• **Work to be completed**
Take all the material and copy it exactly.
- - -
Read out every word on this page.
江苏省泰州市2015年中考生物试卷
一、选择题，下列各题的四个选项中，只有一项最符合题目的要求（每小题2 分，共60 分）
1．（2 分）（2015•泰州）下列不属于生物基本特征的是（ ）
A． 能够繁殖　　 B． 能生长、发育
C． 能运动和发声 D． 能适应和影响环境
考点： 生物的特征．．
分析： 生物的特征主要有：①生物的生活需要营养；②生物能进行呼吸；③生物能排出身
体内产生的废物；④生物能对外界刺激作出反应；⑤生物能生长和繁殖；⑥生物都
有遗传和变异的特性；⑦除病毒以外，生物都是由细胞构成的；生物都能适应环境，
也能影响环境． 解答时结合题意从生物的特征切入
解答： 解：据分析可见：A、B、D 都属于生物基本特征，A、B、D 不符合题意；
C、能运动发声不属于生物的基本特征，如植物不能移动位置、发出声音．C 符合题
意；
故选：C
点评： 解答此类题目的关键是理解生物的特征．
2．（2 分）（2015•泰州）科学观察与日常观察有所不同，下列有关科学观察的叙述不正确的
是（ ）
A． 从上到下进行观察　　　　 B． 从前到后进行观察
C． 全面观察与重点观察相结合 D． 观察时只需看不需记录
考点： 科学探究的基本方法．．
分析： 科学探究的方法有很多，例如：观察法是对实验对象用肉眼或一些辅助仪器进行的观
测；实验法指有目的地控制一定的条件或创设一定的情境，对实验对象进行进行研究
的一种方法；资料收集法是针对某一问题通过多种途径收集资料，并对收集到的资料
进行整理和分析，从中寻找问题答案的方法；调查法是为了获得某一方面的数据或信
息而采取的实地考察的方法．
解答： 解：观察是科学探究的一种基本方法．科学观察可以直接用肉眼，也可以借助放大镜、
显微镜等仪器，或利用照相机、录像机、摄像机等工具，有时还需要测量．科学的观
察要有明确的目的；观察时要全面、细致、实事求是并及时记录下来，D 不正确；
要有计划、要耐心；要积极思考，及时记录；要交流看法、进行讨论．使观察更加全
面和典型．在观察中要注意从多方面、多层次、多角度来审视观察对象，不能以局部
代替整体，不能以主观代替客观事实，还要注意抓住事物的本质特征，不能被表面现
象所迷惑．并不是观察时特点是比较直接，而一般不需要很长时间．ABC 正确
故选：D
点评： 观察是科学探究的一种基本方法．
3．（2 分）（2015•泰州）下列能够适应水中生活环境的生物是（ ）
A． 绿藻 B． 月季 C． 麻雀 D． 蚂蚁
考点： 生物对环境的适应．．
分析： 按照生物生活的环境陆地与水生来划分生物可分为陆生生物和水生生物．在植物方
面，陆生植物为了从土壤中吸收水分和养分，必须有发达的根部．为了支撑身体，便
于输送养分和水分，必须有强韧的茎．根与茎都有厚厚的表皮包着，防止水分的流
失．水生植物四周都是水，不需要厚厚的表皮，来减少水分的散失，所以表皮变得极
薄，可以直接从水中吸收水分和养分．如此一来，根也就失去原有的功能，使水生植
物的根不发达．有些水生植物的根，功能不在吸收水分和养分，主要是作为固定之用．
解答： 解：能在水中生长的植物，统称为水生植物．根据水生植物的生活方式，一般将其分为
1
- - -
• **Expected answer**
Read out every word on this page.
江苏省泰州市2015年中考生物试卷
一、选择题，下列各题的四个选项中，只有一项最符合题目的要求（每小题2 分，共60 分）
1．（2 分）（2015•泰州）下列不属于生物基本特征的是（ ）
A． 能够繁殖　　 B． 能生长、发育
C． 能运动和发声 D． 能适应和影响环境
考点： 生物的特征．．
分析： 生物的特征主要有：①生物的生活需要营养；②生物能进行呼吸；③生物能排出身
体内产生的废物；④生物能对外界刺激作出反应；⑤生物能生长和繁殖；⑥生物都
有遗传和变异的特性；⑦除病毒以外，生物都是由细胞构成的；生物都能适应环境，
也能影响环境． 解答时结合题意从生物的特征切入
解答： 解：据分析可见：A、B、D 都属于生物基本特征，A、B、D 不符合题意；
C、能运动发声不属于生物的基本特征，如植物不能移动位置、发出声音．C 符合题
意；
故选：C
点评： 解答此类题目的关键是理解生物的特征．
2．（2 分）（2015•泰州）科学观察与日常观察有所不同，下列有关科学观察的叙述不正确的
是（ ）
A． 从上到下进行观察　　　　 B． 从前到后进行观察
C． 全面观察与重点观察相结合 D． 观察时只需看不需记录
考点： 科学探究的基本方法．．
分析： 科学探究的方法有很多，例如：观察法是对实验对象用肉眼或一些辅助仪器进行的观
测；实验法指有目的地控制一定的条件或创设一定的情境，对实验对象进行进行研究
的一种方法；资料收集法是针对某一问题通过多种途径收集资料，并对收集到的资料
进行整理和分析，从中寻找问题答案的方法；调查法是为了获得某一方面的数据或信
息而采取的实地考察的方法．
解答： 解：观察是科学探究的一种基本方法．科学观察可以直接用肉眼，也可以借助放大镜、
显微镜等仪器，或利用照相机、录像机、摄像机等工具，有时还需要测量．科学的观
察要有明确的目的；观察时要全面、细致、实事求是并及时记录下来，D 不正确；
要有计划、要耐心；要积极思考，及时记录；要交流看法、进行讨论．使观察更加全
面和典型．在观察中要注意从多方面、多层次、多角度来审视观察对象，不能以局部
代替整体，不能以主观代替客观事实，还要注意抓住事物的本质特征，不能被表面现
象所迷惑．并不是观察时特点是比较直接，而一般不需要很长时间．ABC 正确
故选：D
点评： 观察是科学探究的一种基本方法．
3．（2 分）（2015•泰州）下列能够适应水中生活环境的生物是（ ）
A． 绿藻 B． 月季 C． 麻雀 D． 蚂蚁
考点： 生物对环境的适应．．
分析： 按照生物生活的环境陆地与水生来划分生物可分为陆生生物和水生生物．在植物方
面，陆生植物为了从土壤中吸收水分和养分，必须有发达的根部．为了支撑身体，便
于输送养分和水分，必须有强韧的茎．根与茎都有厚厚的表皮包着，防止水分的流
失．水生植物四周都是水，不需要厚厚的表皮，来减少水分的散失，所以表皮变得极
薄，可以直接从水中吸收水分和养分．如此一来，根也就失去原有的功能，使水生植
物的根不发达．有些水生植物的根，功能不在吸收水分和养分，主要是作为固定之用．
解答： 解：能在水中生长的植物，统称为水生植物．根据水生植物的生活方式，一般将其分为
1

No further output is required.